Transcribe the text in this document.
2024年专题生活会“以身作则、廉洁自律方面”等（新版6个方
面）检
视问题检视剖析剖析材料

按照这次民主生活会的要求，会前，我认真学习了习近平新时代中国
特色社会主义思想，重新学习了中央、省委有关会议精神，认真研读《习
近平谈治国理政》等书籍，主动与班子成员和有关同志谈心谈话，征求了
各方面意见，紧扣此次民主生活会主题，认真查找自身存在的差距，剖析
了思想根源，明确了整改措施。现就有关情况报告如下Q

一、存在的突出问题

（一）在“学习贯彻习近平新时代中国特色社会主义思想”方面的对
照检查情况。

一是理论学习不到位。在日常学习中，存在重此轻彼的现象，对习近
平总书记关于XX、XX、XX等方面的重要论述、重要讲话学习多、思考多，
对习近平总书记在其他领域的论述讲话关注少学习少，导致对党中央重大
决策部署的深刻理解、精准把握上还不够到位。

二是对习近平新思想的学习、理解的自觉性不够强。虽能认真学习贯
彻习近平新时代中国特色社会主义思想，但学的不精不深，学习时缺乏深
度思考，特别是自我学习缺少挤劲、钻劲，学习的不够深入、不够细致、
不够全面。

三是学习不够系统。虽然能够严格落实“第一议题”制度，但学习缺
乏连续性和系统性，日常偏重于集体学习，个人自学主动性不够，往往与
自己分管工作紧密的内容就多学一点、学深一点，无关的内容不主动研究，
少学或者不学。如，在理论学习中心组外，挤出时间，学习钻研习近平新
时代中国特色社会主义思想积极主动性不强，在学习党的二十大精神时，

==

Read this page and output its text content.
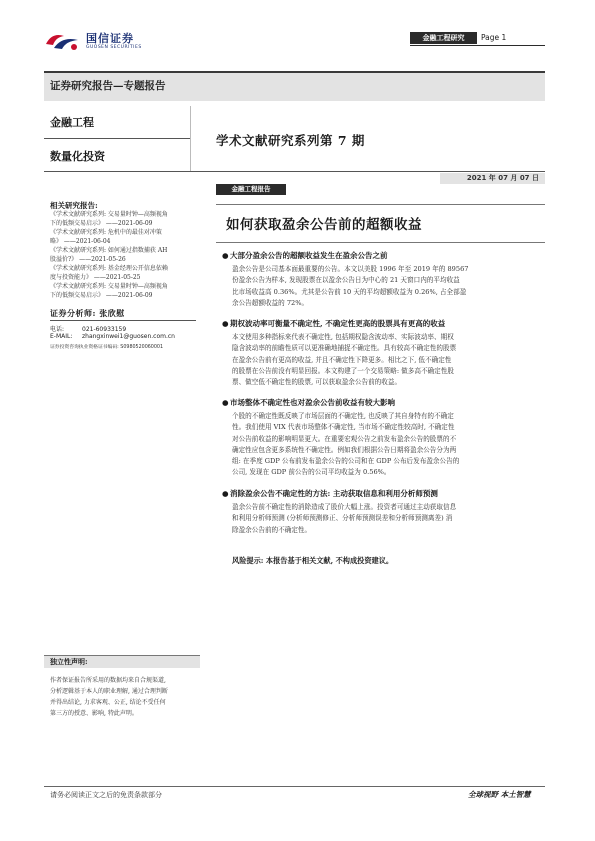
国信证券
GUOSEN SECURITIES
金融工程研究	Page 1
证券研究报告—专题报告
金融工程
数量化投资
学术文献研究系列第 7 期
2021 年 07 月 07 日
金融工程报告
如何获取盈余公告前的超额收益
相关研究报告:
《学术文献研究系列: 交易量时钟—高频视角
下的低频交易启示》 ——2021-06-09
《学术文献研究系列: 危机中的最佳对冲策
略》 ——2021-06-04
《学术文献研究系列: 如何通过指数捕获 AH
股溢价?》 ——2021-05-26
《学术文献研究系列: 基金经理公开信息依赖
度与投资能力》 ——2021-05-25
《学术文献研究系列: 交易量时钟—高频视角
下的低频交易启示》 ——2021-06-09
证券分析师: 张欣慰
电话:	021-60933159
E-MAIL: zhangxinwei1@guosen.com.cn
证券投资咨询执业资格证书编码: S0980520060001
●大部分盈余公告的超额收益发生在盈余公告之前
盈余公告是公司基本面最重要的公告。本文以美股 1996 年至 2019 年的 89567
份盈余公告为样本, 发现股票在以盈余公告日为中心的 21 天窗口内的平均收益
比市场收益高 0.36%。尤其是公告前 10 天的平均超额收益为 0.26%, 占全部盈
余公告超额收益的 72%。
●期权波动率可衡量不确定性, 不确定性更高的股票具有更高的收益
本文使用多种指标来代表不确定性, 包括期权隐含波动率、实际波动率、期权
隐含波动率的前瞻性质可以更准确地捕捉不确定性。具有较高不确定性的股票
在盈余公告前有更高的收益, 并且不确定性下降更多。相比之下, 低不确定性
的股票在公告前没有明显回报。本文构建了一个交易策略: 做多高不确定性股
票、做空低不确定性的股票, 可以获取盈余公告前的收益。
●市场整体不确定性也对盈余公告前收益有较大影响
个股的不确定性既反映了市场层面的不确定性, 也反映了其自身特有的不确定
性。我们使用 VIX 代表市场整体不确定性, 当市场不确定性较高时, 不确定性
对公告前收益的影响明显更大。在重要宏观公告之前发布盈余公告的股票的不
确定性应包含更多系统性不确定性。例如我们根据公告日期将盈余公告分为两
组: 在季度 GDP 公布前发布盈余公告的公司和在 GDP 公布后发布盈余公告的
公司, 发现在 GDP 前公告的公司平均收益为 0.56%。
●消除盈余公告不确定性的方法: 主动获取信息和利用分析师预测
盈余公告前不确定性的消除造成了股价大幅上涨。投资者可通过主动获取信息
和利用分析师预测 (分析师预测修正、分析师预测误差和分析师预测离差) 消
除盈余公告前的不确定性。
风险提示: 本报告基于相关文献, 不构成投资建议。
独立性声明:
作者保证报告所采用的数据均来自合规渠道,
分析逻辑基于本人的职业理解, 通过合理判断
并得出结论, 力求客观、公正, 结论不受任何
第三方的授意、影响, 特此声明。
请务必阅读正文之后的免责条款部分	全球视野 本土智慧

• [Given request]: List all lines holding the string "text".

• [Finished exercise]:
Transcribe the text in this document.
Read this page and output its text content.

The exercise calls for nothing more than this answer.